* START DATASET RECORDS *

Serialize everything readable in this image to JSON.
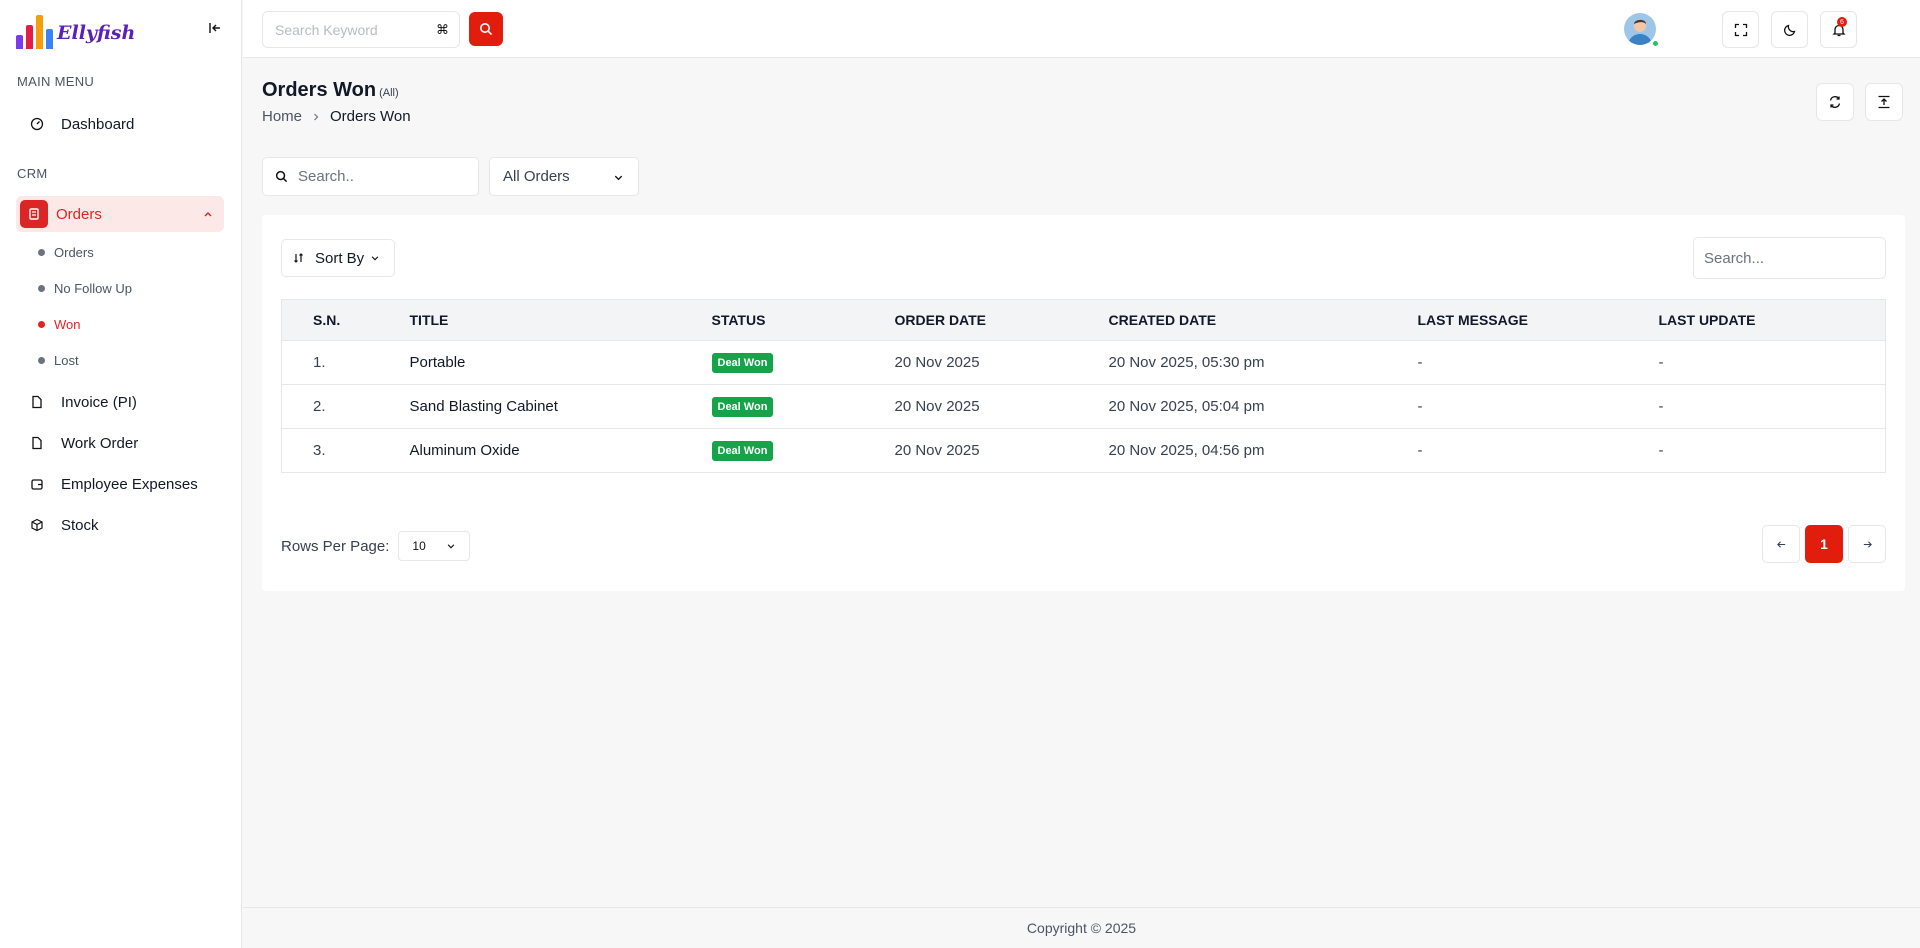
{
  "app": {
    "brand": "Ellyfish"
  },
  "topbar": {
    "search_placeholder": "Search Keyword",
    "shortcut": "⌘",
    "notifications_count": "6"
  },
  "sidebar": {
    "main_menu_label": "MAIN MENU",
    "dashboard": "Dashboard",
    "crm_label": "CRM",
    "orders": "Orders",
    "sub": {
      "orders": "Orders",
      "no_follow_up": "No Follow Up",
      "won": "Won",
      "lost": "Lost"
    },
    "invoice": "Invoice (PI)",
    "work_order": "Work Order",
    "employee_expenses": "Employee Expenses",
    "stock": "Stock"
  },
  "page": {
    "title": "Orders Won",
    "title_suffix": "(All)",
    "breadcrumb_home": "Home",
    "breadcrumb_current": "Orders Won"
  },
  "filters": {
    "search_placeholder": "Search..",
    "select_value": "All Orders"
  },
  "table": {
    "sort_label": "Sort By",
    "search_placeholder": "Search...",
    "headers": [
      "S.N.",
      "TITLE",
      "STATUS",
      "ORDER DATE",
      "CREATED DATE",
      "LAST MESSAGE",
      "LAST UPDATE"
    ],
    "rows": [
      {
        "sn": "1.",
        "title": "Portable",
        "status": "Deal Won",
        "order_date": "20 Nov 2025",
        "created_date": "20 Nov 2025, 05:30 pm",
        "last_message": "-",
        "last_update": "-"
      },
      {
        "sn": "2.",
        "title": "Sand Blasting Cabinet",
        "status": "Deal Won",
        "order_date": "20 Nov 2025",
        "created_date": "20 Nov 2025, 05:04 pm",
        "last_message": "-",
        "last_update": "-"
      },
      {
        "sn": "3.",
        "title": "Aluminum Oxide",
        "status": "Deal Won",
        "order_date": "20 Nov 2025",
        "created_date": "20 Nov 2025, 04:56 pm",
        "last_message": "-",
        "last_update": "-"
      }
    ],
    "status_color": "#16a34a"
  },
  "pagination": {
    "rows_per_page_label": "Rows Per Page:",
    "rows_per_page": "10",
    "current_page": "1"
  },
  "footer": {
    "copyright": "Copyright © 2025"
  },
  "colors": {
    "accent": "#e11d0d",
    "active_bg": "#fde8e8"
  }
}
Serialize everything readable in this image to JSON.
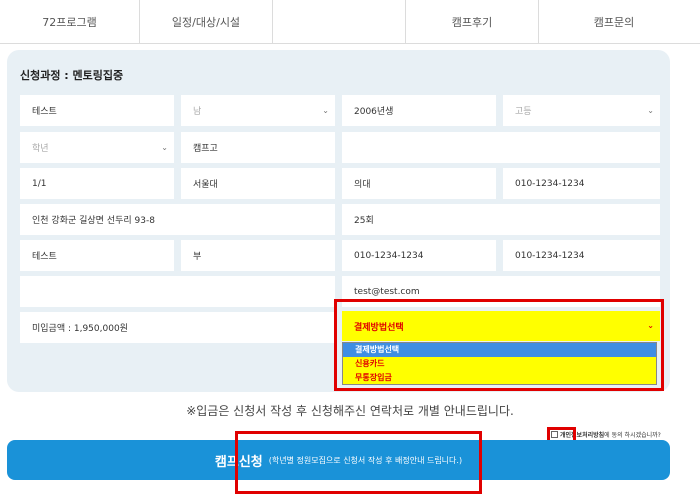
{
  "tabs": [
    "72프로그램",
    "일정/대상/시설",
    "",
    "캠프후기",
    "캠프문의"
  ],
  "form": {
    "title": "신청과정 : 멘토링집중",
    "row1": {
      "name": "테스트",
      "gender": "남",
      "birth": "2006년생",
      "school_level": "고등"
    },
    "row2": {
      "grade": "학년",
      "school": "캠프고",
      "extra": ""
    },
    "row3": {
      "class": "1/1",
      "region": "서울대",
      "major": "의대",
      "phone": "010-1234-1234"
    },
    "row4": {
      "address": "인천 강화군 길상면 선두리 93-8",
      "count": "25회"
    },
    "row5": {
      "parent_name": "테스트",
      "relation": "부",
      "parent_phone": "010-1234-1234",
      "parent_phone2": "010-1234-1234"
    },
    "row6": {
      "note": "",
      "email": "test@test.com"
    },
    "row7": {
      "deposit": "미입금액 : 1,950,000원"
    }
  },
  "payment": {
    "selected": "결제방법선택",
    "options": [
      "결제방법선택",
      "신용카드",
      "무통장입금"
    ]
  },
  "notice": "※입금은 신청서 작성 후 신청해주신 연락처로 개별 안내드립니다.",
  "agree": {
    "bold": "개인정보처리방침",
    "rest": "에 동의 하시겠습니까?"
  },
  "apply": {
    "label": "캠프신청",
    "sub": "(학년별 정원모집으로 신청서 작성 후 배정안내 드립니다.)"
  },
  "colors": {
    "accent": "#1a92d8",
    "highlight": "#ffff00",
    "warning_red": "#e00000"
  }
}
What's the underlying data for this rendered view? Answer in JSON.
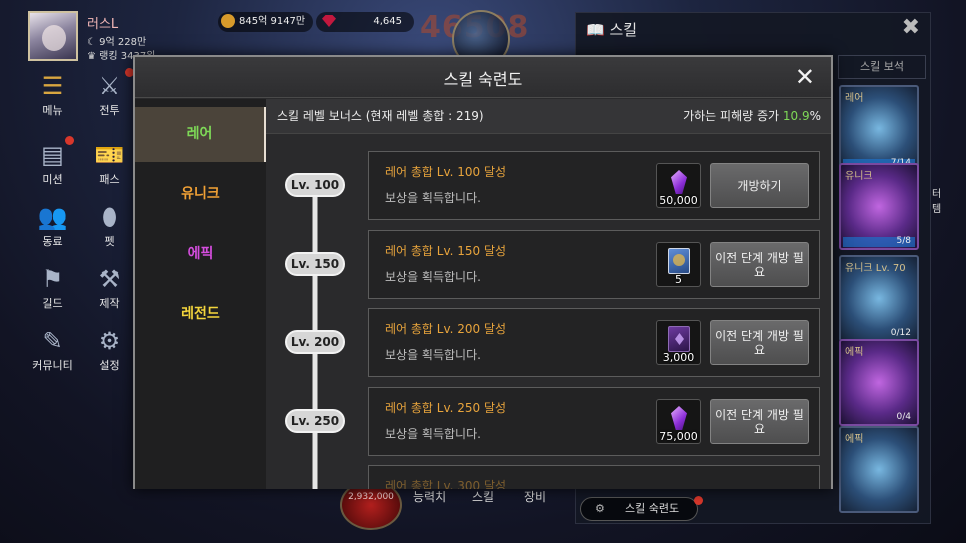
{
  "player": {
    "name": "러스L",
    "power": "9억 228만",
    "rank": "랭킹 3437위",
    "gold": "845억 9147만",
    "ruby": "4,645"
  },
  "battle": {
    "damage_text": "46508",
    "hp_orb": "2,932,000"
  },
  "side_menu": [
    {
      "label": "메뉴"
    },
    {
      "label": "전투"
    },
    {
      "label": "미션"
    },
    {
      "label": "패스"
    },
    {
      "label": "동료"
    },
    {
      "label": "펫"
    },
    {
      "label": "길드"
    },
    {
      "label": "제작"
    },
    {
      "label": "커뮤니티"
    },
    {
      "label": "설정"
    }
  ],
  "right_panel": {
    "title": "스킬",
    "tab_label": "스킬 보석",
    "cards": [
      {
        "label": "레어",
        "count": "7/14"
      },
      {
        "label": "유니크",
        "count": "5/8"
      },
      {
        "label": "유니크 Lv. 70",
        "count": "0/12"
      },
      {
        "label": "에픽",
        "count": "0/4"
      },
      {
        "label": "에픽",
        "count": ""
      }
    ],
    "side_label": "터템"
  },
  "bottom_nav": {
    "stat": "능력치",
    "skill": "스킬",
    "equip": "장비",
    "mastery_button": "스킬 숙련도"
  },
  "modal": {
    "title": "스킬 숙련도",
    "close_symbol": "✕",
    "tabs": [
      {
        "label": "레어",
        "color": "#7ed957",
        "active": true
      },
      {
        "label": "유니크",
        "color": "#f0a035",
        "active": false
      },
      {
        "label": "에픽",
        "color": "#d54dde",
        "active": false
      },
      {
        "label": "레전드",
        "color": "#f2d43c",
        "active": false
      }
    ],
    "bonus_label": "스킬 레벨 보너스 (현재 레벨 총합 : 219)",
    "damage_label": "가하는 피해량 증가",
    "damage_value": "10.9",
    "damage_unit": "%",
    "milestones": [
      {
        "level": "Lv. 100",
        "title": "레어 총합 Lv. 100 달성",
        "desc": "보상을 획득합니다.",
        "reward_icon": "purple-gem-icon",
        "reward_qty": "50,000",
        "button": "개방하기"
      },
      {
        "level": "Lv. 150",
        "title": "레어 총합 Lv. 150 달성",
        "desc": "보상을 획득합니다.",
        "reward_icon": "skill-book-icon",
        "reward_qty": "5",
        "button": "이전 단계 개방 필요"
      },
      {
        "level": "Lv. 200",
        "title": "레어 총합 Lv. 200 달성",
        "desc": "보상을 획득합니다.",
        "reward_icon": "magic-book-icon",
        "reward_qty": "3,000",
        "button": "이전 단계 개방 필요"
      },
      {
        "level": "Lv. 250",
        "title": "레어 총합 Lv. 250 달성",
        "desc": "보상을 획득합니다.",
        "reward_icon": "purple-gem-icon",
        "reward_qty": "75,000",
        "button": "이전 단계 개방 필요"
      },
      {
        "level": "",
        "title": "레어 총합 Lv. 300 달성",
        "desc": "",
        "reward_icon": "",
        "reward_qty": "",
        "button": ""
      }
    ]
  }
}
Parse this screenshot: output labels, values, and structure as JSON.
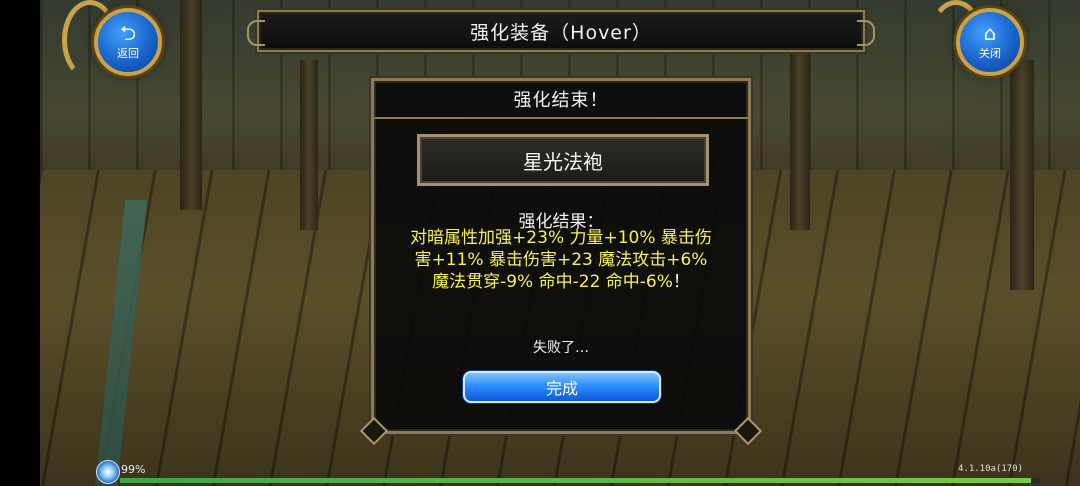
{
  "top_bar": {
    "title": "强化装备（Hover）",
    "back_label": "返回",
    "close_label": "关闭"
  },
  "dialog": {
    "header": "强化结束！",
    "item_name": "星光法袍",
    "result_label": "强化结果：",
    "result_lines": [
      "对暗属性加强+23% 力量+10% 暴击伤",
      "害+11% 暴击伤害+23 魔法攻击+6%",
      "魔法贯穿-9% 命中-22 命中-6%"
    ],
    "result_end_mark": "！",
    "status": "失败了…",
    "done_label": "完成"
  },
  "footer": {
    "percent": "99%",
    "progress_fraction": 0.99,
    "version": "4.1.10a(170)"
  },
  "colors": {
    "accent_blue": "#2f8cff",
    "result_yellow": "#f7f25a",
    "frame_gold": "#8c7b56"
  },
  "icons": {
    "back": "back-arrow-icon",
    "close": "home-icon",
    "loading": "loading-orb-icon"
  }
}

* END DATASET RECORDS *

All the records above need to be given again word for word. Skip the pictures.

Serialize everything readable in this image to JSON.
{
  "app": {
    "brand": "Ellyfish"
  },
  "topbar": {
    "search_placeholder": "Search Keyword",
    "shortcut": "⌘",
    "notifications_count": "6"
  },
  "sidebar": {
    "main_menu_label": "MAIN MENU",
    "dashboard": "Dashboard",
    "crm_label": "CRM",
    "orders": "Orders",
    "sub": {
      "orders": "Orders",
      "no_follow_up": "No Follow Up",
      "won": "Won",
      "lost": "Lost"
    },
    "invoice": "Invoice (PI)",
    "work_order": "Work Order",
    "employee_expenses": "Employee Expenses",
    "stock": "Stock"
  },
  "page": {
    "title": "Orders Won",
    "title_suffix": "(All)",
    "breadcrumb_home": "Home",
    "breadcrumb_current": "Orders Won"
  },
  "filters": {
    "search_placeholder": "Search..",
    "select_value": "All Orders"
  },
  "table": {
    "sort_label": "Sort By",
    "search_placeholder": "Search...",
    "headers": [
      "S.N.",
      "TITLE",
      "STATUS",
      "ORDER DATE",
      "CREATED DATE",
      "LAST MESSAGE",
      "LAST UPDATE"
    ],
    "rows": [
      {
        "sn": "1.",
        "title": "Portable",
        "status": "Deal Won",
        "order_date": "20 Nov 2025",
        "created_date": "20 Nov 2025, 05:30 pm",
        "last_message": "-",
        "last_update": "-"
      },
      {
        "sn": "2.",
        "title": "Sand Blasting Cabinet",
        "status": "Deal Won",
        "order_date": "20 Nov 2025",
        "created_date": "20 Nov 2025, 05:04 pm",
        "last_message": "-",
        "last_update": "-"
      },
      {
        "sn": "3.",
        "title": "Aluminum Oxide",
        "status": "Deal Won",
        "order_date": "20 Nov 2025",
        "created_date": "20 Nov 2025, 04:56 pm",
        "last_message": "-",
        "last_update": "-"
      }
    ],
    "status_color": "#16a34a"
  },
  "pagination": {
    "rows_per_page_label": "Rows Per Page:",
    "rows_per_page": "10",
    "current_page": "1"
  },
  "footer": {
    "copyright": "Copyright © 2025"
  },
  "colors": {
    "accent": "#e11d0d",
    "active_bg": "#fde8e8"
  }
}
Serialize everything readable in this image to JSON.
{
  "tabs": [
    "72프로그램",
    "일정/대상/시설",
    "",
    "캠프후기",
    "캠프문의"
  ],
  "form": {
    "title": "신청과정 : 멘토링집중",
    "row1": {
      "name": "테스트",
      "gender": "남",
      "birth": "2006년생",
      "school_level": "고등"
    },
    "row2": {
      "grade": "학년",
      "school": "캠프고",
      "extra": ""
    },
    "row3": {
      "class": "1/1",
      "region": "서울대",
      "major": "의대",
      "phone": "010-1234-1234"
    },
    "row4": {
      "address": "인천 강화군 길상면 선두리 93-8",
      "count": "25회"
    },
    "row5": {
      "parent_name": "테스트",
      "relation": "부",
      "parent_phone": "010-1234-1234",
      "parent_phone2": "010-1234-1234"
    },
    "row6": {
      "note": "",
      "email": "test@test.com"
    },
    "row7": {
      "deposit": "미입금액 : 1,950,000원"
    }
  },
  "payment": {
    "selected": "결제방법선택",
    "options": [
      "결제방법선택",
      "신용카드",
      "무통장입금"
    ]
  },
  "notice": "※입금은 신청서 작성 후 신청해주신 연락처로 개별 안내드립니다.",
  "agree": {
    "bold": "개인정보처리방침",
    "rest": "에 동의 하시겠습니까?"
  },
  "apply": {
    "label": "캠프신청",
    "sub": "(학년별 정원모집으로 신청서 작성 후 배정안내 드립니다.)"
  },
  "colors": {
    "accent": "#1a92d8",
    "highlight": "#ffff00",
    "warning_red": "#e00000"
  }
}
What's the underlying data for this rendered view? Answer in JSON.
{
  "player": {
    "name": "러스L",
    "power": "9억 228만",
    "rank": "랭킹 3437위",
    "gold": "845억 9147만",
    "ruby": "4,645"
  },
  "battle": {
    "damage_text": "46508",
    "hp_orb": "2,932,000"
  },
  "side_menu": [
    {
      "label": "메뉴"
    },
    {
      "label": "전투"
    },
    {
      "label": "미션"
    },
    {
      "label": "패스"
    },
    {
      "label": "동료"
    },
    {
      "label": "펫"
    },
    {
      "label": "길드"
    },
    {
      "label": "제작"
    },
    {
      "label": "커뮤니티"
    },
    {
      "label": "설정"
    }
  ],
  "right_panel": {
    "title": "스킬",
    "tab_label": "스킬 보석",
    "cards": [
      {
        "label": "레어",
        "count": "7/14"
      },
      {
        "label": "유니크",
        "count": "5/8"
      },
      {
        "label": "유니크 Lv. 70",
        "count": "0/12"
      },
      {
        "label": "에픽",
        "count": "0/4"
      },
      {
        "label": "에픽",
        "count": ""
      }
    ],
    "side_label": "터템"
  },
  "bottom_nav": {
    "stat": "능력치",
    "skill": "스킬",
    "equip": "장비",
    "mastery_button": "스킬 숙련도"
  },
  "modal": {
    "title": "스킬 숙련도",
    "close_symbol": "✕",
    "tabs": [
      {
        "label": "레어",
        "color": "#7ed957",
        "active": true
      },
      {
        "label": "유니크",
        "color": "#f0a035",
        "active": false
      },
      {
        "label": "에픽",
        "color": "#d54dde",
        "active": false
      },
      {
        "label": "레전드",
        "color": "#f2d43c",
        "active": false
      }
    ],
    "bonus_label": "스킬 레벨 보너스 (현재 레벨 총합 : 219)",
    "damage_label": "가하는 피해량 증가",
    "damage_value": "10.9",
    "damage_unit": "%",
    "milestones": [
      {
        "level": "Lv. 100",
        "title": "레어 총합 Lv. 100 달성",
        "desc": "보상을 획득합니다.",
        "reward_icon": "purple-gem-icon",
        "reward_qty": "50,000",
        "button": "개방하기"
      },
      {
        "level": "Lv. 150",
        "title": "레어 총합 Lv. 150 달성",
        "desc": "보상을 획득합니다.",
        "reward_icon": "skill-book-icon",
        "reward_qty": "5",
        "button": "이전 단계 개방 필요"
      },
      {
        "level": "Lv. 200",
        "title": "레어 총합 Lv. 200 달성",
        "desc": "보상을 획득합니다.",
        "reward_icon": "magic-book-icon",
        "reward_qty": "3,000",
        "button": "이전 단계 개방 필요"
      },
      {
        "level": "Lv. 250",
        "title": "레어 총합 Lv. 250 달성",
        "desc": "보상을 획득합니다.",
        "reward_icon": "purple-gem-icon",
        "reward_qty": "75,000",
        "button": "이전 단계 개방 필요"
      },
      {
        "level": "",
        "title": "레어 총합 Lv. 300 달성",
        "desc": "",
        "reward_icon": "",
        "reward_qty": "",
        "button": ""
      }
    ]
  }
}
Parse this screenshot: output labels, values, and structure as JSON.
{
  "top_bar": {
    "title": "强化装备（Hover）",
    "back_label": "返回",
    "close_label": "关闭"
  },
  "dialog": {
    "header": "强化结束！",
    "item_name": "星光法袍",
    "result_label": "强化结果：",
    "result_lines": [
      "对暗属性加强+23% 力量+10% 暴击伤",
      "害+11% 暴击伤害+23 魔法攻击+6%",
      "魔法贯穿-9% 命中-22 命中-6%"
    ],
    "result_end_mark": "！",
    "status": "失败了…",
    "done_label": "完成"
  },
  "footer": {
    "percent": "99%",
    "progress_fraction": 0.99,
    "version": "4.1.10a(170)"
  },
  "colors": {
    "accent_blue": "#2f8cff",
    "result_yellow": "#f7f25a",
    "frame_gold": "#8c7b56"
  },
  "icons": {
    "back": "back-arrow-icon",
    "close": "home-icon",
    "loading": "loading-orb-icon"
  }
}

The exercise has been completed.